▶ **DIRECTIONS**:
Go through the listing and copy every line word for word.

▶ **INPUT RECORDS**:
================

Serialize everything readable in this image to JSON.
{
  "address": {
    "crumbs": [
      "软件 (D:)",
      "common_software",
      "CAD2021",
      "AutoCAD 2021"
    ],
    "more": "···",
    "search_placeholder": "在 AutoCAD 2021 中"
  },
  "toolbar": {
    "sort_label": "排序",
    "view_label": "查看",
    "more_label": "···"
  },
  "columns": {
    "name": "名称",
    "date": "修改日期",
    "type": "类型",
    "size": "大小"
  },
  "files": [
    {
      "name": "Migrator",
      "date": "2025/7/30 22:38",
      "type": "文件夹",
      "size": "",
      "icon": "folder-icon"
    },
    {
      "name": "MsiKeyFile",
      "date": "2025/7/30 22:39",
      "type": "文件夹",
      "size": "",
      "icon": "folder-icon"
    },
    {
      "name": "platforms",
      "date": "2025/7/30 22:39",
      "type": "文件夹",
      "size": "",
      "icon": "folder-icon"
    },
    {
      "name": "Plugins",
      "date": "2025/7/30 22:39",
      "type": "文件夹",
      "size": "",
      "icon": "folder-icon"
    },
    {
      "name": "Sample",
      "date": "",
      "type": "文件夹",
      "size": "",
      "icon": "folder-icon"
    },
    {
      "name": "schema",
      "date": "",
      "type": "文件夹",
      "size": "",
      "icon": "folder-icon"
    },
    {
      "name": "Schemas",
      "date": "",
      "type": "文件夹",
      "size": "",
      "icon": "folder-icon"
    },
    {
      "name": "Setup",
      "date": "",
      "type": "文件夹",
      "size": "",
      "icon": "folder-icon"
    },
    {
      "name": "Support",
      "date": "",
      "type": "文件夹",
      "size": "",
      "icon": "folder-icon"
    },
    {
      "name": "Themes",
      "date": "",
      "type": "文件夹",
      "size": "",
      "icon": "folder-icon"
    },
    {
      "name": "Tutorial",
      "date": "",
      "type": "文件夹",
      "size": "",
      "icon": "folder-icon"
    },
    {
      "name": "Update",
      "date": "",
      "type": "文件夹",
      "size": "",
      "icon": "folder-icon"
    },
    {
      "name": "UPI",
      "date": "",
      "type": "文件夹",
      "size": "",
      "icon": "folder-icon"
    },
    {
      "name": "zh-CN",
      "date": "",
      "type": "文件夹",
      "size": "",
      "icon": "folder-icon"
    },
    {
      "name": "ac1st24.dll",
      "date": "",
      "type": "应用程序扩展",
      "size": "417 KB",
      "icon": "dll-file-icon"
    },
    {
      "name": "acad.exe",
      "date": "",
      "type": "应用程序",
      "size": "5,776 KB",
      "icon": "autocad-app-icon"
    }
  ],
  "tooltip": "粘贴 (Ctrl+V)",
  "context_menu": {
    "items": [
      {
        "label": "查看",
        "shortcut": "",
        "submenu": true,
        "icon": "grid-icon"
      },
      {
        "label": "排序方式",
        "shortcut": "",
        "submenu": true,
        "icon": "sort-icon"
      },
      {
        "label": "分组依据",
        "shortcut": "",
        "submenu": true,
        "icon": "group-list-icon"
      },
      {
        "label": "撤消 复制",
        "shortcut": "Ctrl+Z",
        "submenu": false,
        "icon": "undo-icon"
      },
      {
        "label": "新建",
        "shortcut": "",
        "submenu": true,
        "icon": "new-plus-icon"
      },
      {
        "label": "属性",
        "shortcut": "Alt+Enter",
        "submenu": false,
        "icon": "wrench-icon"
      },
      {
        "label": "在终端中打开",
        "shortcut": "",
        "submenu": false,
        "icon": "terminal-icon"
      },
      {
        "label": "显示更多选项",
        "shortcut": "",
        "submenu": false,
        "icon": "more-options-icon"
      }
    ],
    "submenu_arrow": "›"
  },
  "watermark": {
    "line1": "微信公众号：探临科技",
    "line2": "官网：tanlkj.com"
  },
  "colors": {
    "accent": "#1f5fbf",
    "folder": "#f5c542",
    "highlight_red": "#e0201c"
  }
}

================

▶ **FINAL RESULT**:
Serialize everything readable in this image to JSON.
{
  "address": {
    "crumbs": [
      "软件 (D:)",
      "common_software",
      "CAD2021",
      "AutoCAD 2021"
    ],
    "more": "···",
    "search_placeholder": "在 AutoCAD 2021 中"
  },
  "toolbar": {
    "sort_label": "排序",
    "view_label": "查看",
    "more_label": "···"
  },
  "columns": {
    "name": "名称",
    "date": "修改日期",
    "type": "类型",
    "size": "大小"
  },
  "files": [
    {
      "name": "Migrator",
      "date": "2025/7/30 22:38",
      "type": "文件夹",
      "size": "",
      "icon": "folder-icon"
    },
    {
      "name": "MsiKeyFile",
      "date": "2025/7/30 22:39",
      "type": "文件夹",
      "size": "",
      "icon": "folder-icon"
    },
    {
      "name": "platforms",
      "date": "2025/7/30 22:39",
      "type": "文件夹",
      "size": "",
      "icon": "folder-icon"
    },
    {
      "name": "Plugins",
      "date": "2025/7/30 22:39",
      "type": "文件夹",
      "size": "",
      "icon": "folder-icon"
    },
    {
      "name": "Sample",
      "date": "",
      "type": "文件夹",
      "size": "",
      "icon": "folder-icon"
    },
    {
      "name": "schema",
      "date": "",
      "type": "文件夹",
      "size": "",
      "icon": "folder-icon"
    },
    {
      "name": "Schemas",
      "date": "",
      "type": "文件夹",
      "size": "",
      "icon": "folder-icon"
    },
    {
      "name": "Setup",
      "date": "",
      "type": "文件夹",
      "size": "",
      "icon": "folder-icon"
    },
    {
      "name": "Support",
      "date": "",
      "type": "文件夹",
      "size": "",
      "icon": "folder-icon"
    },
    {
      "name": "Themes",
      "date": "",
      "type": "文件夹",
      "size": "",
      "icon": "folder-icon"
    },
    {
      "name": "Tutorial",
      "date": "",
      "type": "文件夹",
      "size": "",
      "icon": "folder-icon"
    },
    {
      "name": "Update",
      "date": "",
      "type": "文件夹",
      "size": "",
      "icon": "folder-icon"
    },
    {
      "name": "UPI",
      "date": "",
      "type": "文件夹",
      "size": "",
      "icon": "folder-icon"
    },
    {
      "name": "zh-CN",
      "date": "",
      "type": "文件夹",
      "size": "",
      "icon": "folder-icon"
    },
    {
      "name": "ac1st24.dll",
      "date": "",
      "type": "应用程序扩展",
      "size": "417 KB",
      "icon": "dll-file-icon"
    },
    {
      "name": "acad.exe",
      "date": "",
      "type": "应用程序",
      "size": "5,776 KB",
      "icon": "autocad-app-icon"
    }
  ],
  "tooltip": "粘贴 (Ctrl+V)",
  "context_menu": {
    "items": [
      {
        "label": "查看",
        "shortcut": "",
        "submenu": true,
        "icon": "grid-icon"
      },
      {
        "label": "排序方式",
        "shortcut": "",
        "submenu": true,
        "icon": "sort-icon"
      },
      {
        "label": "分组依据",
        "shortcut": "",
        "submenu": true,
        "icon": "group-list-icon"
      },
      {
        "label": "撤消 复制",
        "shortcut": "Ctrl+Z",
        "submenu": false,
        "icon": "undo-icon"
      },
      {
        "label": "新建",
        "shortcut": "",
        "submenu": true,
        "icon": "new-plus-icon"
      },
      {
        "label": "属性",
        "shortcut": "Alt+Enter",
        "submenu": false,
        "icon": "wrench-icon"
      },
      {
        "label": "在终端中打开",
        "shortcut": "",
        "submenu": false,
        "icon": "terminal-icon"
      },
      {
        "label": "显示更多选项",
        "shortcut": "",
        "submenu": false,
        "icon": "more-options-icon"
      }
    ],
    "submenu_arrow": "›"
  },
  "watermark": {
    "line1": "微信公众号：探临科技",
    "line2": "官网：tanlkj.com"
  },
  "colors": {
    "accent": "#1f5fbf",
    "folder": "#f5c542",
    "highlight_red": "#e0201c"
  }
}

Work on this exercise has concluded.